─── Data ───

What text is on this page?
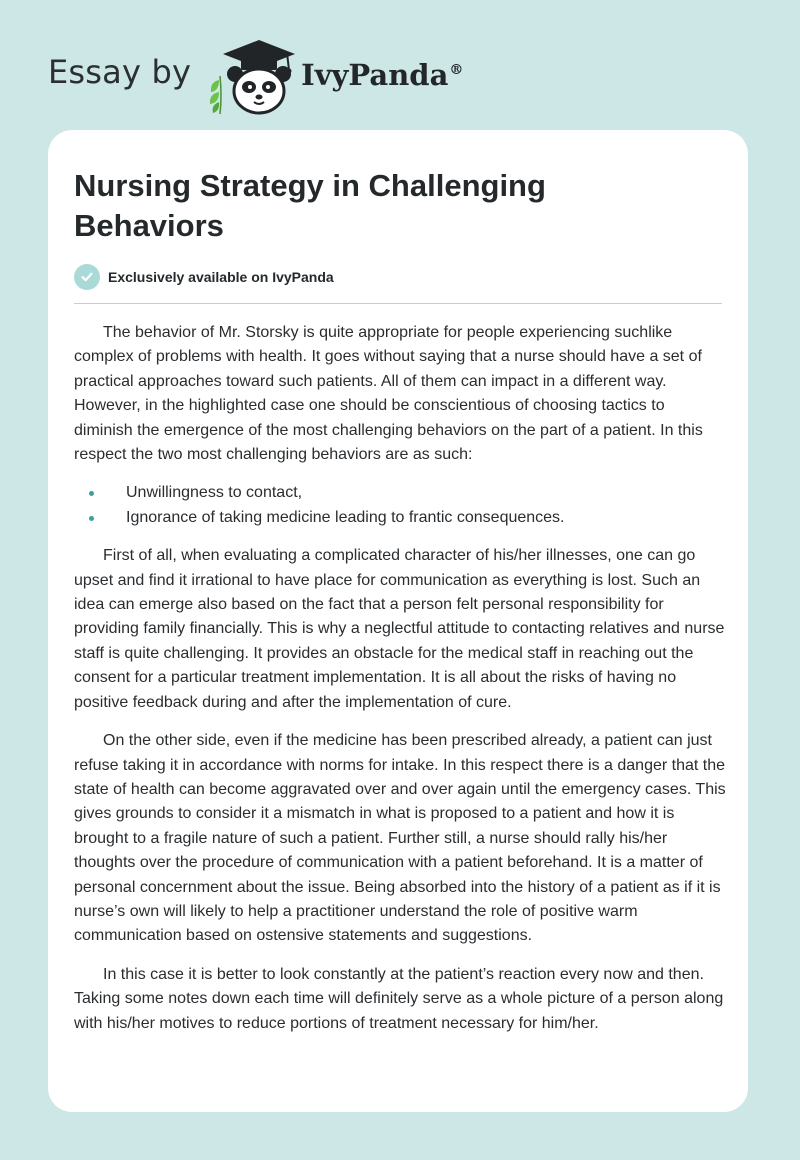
Essay by	IvyPanda®
Nursing Strategy in Challenging Behaviors
Exclusively available on IvyPanda

The behavior of Mr. Storsky is quite appropriate for people experiencing suchlike complex of problems with health. It goes without saying that a nurse should have a set of practical approaches toward such patients. All of them can impact in a different way. However, in the highlighted case one should be conscientious of choosing tactics to diminish the emergence of the most challenging behaviors on the part of a patient. In this respect the two most challenging behaviors are as such:

Unwillingness to contact,
Ignorance of taking medicine leading to frantic consequences.

First of all, when evaluating a complicated character of his/her illnesses, one can go upset and find it irrational to have place for communication as everything is lost. Such an idea can emerge also based on the fact that a person felt personal responsibility for providing family financially. This is why a neglectful attitude to contacting relatives and nurse staff is quite challenging. It provides an obstacle for the medical staff in reaching out the consent for a particular treatment implementation. It is all about the risks of having no positive feedback during and after the implementation of cure.

On the other side, even if the medicine has been prescribed already, a patient can just refuse taking it in accordance with norms for intake. In this respect there is a danger that the state of health can become aggravated over and over again until the emergency cases. This gives grounds to consider it a mismatch in what is proposed to a patient and how it is brought to a fragile nature of such a patient. Further still, a nurse should rally his/her thoughts over the procedure of communication with a patient beforehand. It is a matter of personal concernment about the issue. Being absorbed into the history of a patient as if it is nurse’s own will likely to help a practitioner understand the role of positive warm communication based on ostensive statements and suggestions.

In this case it is better to look constantly at the patient’s reaction every now and then. Taking some notes down each time will definitely serve as a whole picture of a person along with his/her motives to reduce portions of treatment necessary for him/her.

───

◆ **Exercise aim**: Whenever a line above includes "IvyPanda", copy it in full.

◆ **Solution for this problem**:
Essay by	IvyPanda®
Exclusively available on IvyPanda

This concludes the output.